## Input records
■ ■ ■

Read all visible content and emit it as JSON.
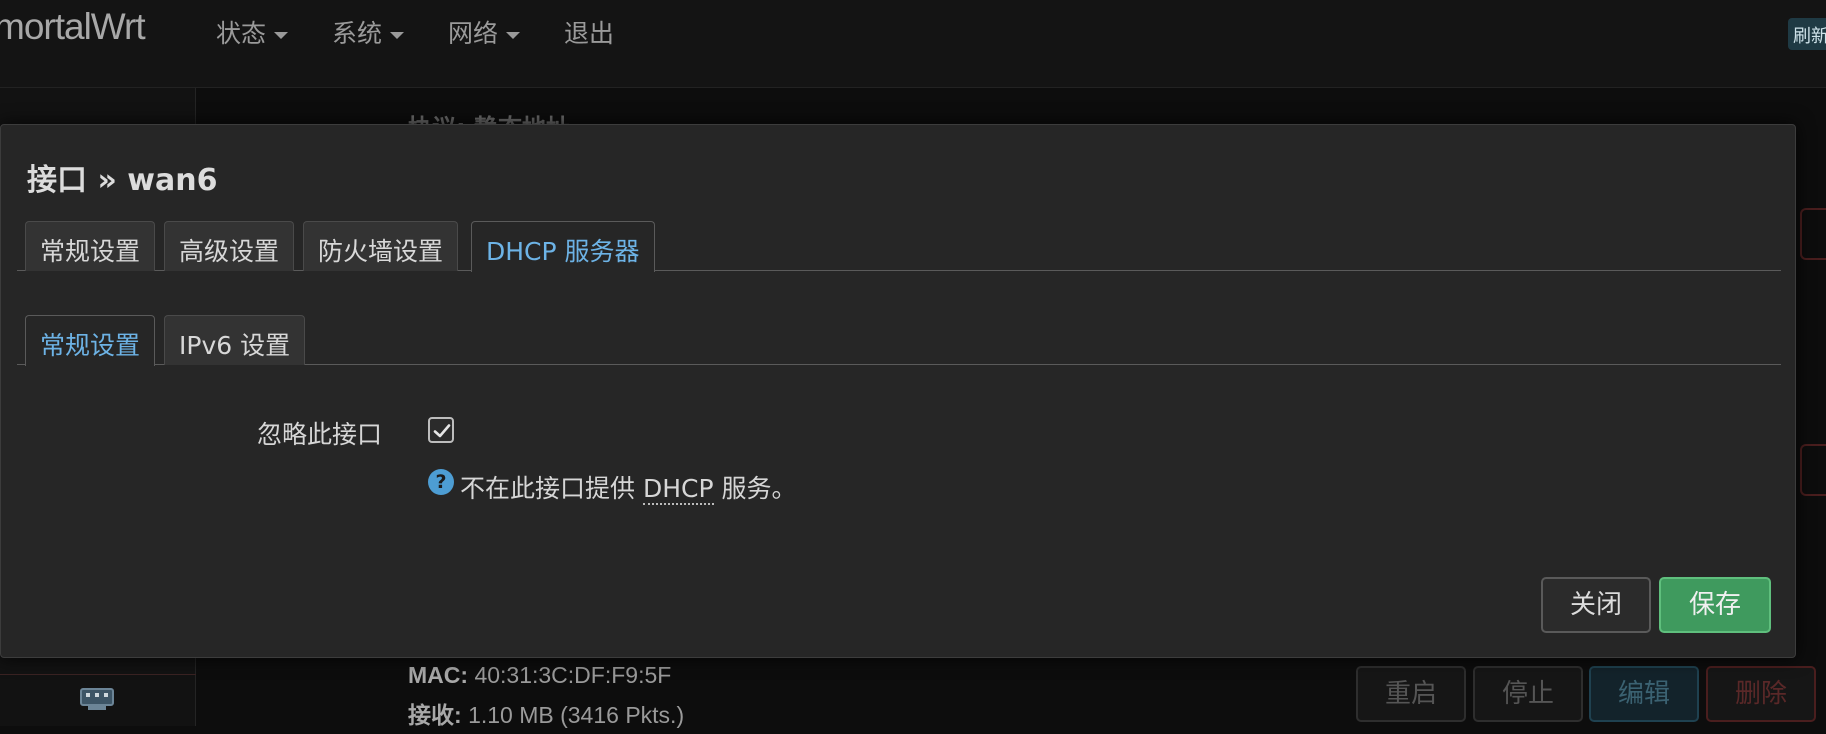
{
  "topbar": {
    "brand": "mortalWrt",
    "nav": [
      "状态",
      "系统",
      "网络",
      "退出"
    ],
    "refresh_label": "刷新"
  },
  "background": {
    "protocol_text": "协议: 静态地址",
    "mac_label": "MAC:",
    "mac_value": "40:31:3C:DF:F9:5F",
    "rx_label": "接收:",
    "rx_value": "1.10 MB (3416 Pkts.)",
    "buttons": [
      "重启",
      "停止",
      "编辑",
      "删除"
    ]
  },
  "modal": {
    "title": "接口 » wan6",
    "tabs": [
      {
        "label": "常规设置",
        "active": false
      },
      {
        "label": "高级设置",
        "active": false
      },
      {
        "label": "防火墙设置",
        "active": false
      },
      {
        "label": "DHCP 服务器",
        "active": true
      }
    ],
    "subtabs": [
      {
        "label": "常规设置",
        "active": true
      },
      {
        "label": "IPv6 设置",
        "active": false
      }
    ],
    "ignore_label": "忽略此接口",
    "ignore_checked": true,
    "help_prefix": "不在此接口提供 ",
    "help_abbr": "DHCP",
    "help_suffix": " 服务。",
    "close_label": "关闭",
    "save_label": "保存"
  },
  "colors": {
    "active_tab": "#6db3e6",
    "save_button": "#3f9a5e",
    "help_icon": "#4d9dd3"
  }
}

■ ■ ■

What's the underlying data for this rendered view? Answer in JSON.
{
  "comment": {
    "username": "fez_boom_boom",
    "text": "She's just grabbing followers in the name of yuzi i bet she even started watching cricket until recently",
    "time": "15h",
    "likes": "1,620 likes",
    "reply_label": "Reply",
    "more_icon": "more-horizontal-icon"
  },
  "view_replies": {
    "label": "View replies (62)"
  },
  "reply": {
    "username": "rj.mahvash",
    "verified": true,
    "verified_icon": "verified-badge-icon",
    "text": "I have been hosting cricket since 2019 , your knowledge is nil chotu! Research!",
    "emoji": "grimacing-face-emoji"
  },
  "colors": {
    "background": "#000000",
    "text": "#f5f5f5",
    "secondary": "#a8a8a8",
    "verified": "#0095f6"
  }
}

■ ■ ■

## What the exercise asks
In the entries above, identify every line with the word "verified". Copy those lines.

## Output for this exercise
    "verified": true,
    "verified_icon": "verified-badge-icon",
    "verified": "#0095f6"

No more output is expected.